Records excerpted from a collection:
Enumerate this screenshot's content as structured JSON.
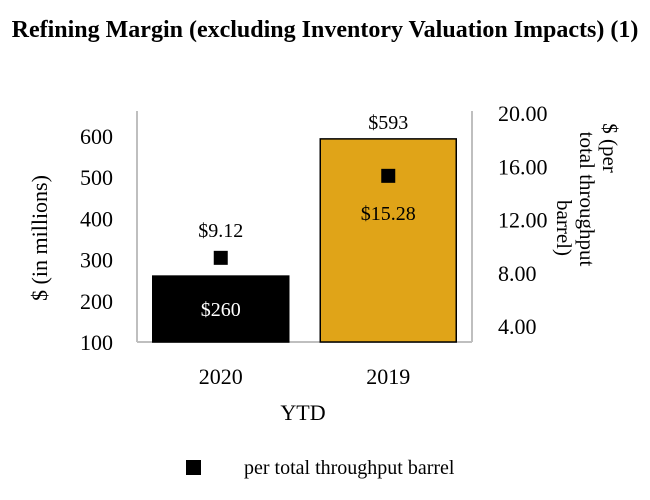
{
  "chart_data": {
    "type": "bar",
    "title": "Refining Margin (excluding Inventory Valuation Impacts) (1)",
    "categories": [
      "2020",
      "2019"
    ],
    "xlabel": "YTD",
    "ylabel": "$ (in millions)",
    "y2label": "$ (per total throughput barrel)",
    "ylim": [
      100,
      600
    ],
    "yticks": [
      100,
      200,
      300,
      400,
      500,
      600
    ],
    "y2lim": [
      4.0,
      20.0
    ],
    "y2ticks": [
      "4.00",
      "8.00",
      "12.00",
      "16.00",
      "20.00"
    ],
    "grid": false,
    "legend_position": "bottom",
    "series": [
      {
        "type": "bar",
        "axis": "left",
        "values": [
          260,
          593
        ],
        "labels": [
          "$260",
          "$593"
        ],
        "colors": [
          "#000000",
          "#E0A418"
        ]
      },
      {
        "type": "scatter",
        "axis": "right",
        "name": "per total throughput barrel",
        "values": [
          9.12,
          15.28
        ],
        "labels": [
          "$9.12",
          "$15.28"
        ],
        "color": "#000000"
      }
    ]
  }
}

• WHAT TO DO: Print each of the records above exactly as written, leaving no picture in the copy.

• EXERCISE SOLUTION:
Enumerate this screenshot's content as structured JSON.
{
  "chart_data": {
    "type": "bar",
    "title": "Refining Margin (excluding Inventory Valuation Impacts) (1)",
    "categories": [
      "2020",
      "2019"
    ],
    "xlabel": "YTD",
    "ylabel": "$ (in millions)",
    "y2label": "$ (per total throughput barrel)",
    "ylim": [
      100,
      600
    ],
    "yticks": [
      100,
      200,
      300,
      400,
      500,
      600
    ],
    "y2lim": [
      4.0,
      20.0
    ],
    "y2ticks": [
      "4.00",
      "8.00",
      "12.00",
      "16.00",
      "20.00"
    ],
    "grid": false,
    "legend_position": "bottom",
    "series": [
      {
        "type": "bar",
        "axis": "left",
        "values": [
          260,
          593
        ],
        "labels": [
          "$260",
          "$593"
        ],
        "colors": [
          "#000000",
          "#E0A418"
        ]
      },
      {
        "type": "scatter",
        "axis": "right",
        "name": "per total throughput barrel",
        "values": [
          9.12,
          15.28
        ],
        "labels": [
          "$9.12",
          "$15.28"
        ],
        "color": "#000000"
      }
    ]
  }
}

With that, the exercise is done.